• TEXT SECTION
▼

The expression UN(B(UP)(CG)) may look “unfamiliar” when compared to formulas of FOL, but notation—to a large extent—is a matter of convention. It may be interesting to note that the first U is followed by its two arguments, however, the second U is not. B(UP) is a subexpression, but UP(CG) is not a subexpressions of UN(B(UP)(CG)). Furthermore, the whole expression can be transformed into XNPG using combinators, where X is composed of Us and combinators only. Such an X encodes the logical content of the formula with the predicates being arguments.[5]

The expressions obtained via the transformations outlined above quickly become lengthy—as trying to rewrite a simple FOL sentence such as ∃x(Px ∧ Qx) can show.[6] However, this does not diminish the importance of Schönfinkel's theoretical results. A slight increase (if any) in the length of the expressions is not even an inconvenience, let alone an impediment in the era of computers with petabytes of memory.

It seems that Schönfinkel's reduction procedure for FOL is not widely known. As a measure of how widely Sheffer's and Schönfinkel's reductions are known, we appeal to the fact that the first is part of standard intro courses in logic, whereas the second is not. Undoubtedly, one of the reasons for this is that Schönfinkel's process to eliminate bound variables is conceptually more opulent than defining a few truth functions from  ∣  (or ↓). Another reason may be that Schönfinkel, perhaps, did not place a sufficiently strong emphasis on the intermediate step that allows the elimination of all other logical connectives and quantifiers via “nextand.” We may also note that although “nextand” is an operator in the standard logical sense, it is binary—unlike ∀ and ∃, which are singulary.

▲

• AIM
Continue the text on Schönfinkel's reduction of first-order logic from the point where it stops.

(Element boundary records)
▼

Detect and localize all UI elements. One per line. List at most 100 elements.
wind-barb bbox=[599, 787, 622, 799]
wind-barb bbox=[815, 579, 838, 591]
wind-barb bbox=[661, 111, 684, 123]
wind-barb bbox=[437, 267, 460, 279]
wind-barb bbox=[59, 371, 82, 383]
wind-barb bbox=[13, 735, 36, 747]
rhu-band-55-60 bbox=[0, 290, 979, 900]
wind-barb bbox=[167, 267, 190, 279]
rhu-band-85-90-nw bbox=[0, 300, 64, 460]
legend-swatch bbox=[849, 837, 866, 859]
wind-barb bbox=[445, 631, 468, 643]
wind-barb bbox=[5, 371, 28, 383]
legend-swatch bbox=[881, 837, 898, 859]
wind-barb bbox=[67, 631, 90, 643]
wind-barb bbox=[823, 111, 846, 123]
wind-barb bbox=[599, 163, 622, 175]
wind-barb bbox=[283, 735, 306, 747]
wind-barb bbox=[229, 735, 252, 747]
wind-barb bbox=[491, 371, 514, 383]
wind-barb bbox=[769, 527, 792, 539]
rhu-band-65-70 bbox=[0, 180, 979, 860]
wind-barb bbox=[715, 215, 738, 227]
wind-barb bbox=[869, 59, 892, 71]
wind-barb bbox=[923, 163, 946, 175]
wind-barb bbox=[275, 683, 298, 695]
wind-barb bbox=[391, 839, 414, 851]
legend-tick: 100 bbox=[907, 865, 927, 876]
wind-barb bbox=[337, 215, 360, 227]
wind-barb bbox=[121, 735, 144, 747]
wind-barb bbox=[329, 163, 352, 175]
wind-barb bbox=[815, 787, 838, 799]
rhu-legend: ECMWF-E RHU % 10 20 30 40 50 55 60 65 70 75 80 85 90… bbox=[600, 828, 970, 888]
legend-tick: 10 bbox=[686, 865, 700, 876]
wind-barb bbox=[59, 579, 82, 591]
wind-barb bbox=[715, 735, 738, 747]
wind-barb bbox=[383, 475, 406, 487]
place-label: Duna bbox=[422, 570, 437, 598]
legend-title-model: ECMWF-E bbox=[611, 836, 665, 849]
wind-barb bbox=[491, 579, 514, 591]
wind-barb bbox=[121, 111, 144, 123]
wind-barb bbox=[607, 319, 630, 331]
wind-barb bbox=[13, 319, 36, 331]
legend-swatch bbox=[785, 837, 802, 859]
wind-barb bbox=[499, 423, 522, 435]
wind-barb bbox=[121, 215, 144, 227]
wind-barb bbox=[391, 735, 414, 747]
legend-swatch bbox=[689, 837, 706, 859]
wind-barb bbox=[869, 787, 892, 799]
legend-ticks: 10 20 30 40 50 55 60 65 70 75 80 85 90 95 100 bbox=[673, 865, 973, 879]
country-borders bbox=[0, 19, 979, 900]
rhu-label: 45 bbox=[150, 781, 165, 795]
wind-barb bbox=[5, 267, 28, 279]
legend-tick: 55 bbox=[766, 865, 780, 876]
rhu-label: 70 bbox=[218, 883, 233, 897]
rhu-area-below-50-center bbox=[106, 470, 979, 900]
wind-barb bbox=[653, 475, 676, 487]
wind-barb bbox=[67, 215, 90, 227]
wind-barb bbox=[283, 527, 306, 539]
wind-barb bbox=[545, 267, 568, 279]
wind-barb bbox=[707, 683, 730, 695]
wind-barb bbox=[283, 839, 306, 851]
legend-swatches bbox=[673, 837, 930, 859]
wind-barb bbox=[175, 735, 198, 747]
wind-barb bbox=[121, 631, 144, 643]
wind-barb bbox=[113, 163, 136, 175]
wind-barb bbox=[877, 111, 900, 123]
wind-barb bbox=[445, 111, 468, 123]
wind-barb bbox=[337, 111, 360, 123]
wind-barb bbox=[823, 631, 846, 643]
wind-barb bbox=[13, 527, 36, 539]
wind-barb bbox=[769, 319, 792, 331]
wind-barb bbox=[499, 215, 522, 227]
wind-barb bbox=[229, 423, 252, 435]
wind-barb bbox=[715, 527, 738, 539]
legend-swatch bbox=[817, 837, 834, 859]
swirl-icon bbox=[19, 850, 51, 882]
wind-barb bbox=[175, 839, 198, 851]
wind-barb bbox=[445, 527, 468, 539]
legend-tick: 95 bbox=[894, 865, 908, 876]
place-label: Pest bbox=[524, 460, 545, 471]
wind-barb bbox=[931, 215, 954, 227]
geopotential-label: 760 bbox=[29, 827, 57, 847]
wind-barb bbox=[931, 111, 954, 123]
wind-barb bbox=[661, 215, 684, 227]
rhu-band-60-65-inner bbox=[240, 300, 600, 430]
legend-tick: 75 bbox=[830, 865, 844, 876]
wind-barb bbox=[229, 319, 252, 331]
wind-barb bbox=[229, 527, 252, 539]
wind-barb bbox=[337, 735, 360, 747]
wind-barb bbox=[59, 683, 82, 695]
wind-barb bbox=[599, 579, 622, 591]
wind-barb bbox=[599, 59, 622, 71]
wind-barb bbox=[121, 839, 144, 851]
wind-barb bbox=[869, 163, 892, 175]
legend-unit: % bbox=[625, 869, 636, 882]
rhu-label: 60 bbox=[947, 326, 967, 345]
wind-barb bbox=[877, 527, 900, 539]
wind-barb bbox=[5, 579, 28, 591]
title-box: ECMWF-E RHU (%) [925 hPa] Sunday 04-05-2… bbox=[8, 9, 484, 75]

▲

• EXERCISE RESPONSE
If A ∣ B  ⇔df  ¬(AB) is added as a definition to SL, then the result is a conservative extension, and it becomes provable that for any formula A(p0, …, pn) (i.e., for a formula containing the displayed propositional variables and some connectives) there is a formula B(p0, …, pn) containing only the connective  ∣ . Furthermore, B(p0, …, pn)  ⇔  A(p0, …, pn) itself is provable.  ∣  is, of course, interpreted as the “nand” truth function. “Nand” as a binary connective or as a binary truth function is of the same sort of object as conjunction, disjunction, etc.

The first stage in Schönfinkel's extension of FOL is analogous. The addition of  ∣  is a conservative extension of FOL, and every occurrence of  ∣  can be eliminated. (We noted that  ∣  is a binary operator, and so it may be thought to combine a quantifier (∃) with connectives (¬, ∧), but  ∣  does not introduce any objects that are not definable in FOL.)

The second stage in Schönfinkel's extension of FOL is slightly different. UXY is definable in FOL only for one-place predicates P and Q (or for predicates of higher arity when the variable in their last argument is bound). Thus neither U is definable in general, nor the combinators are definable.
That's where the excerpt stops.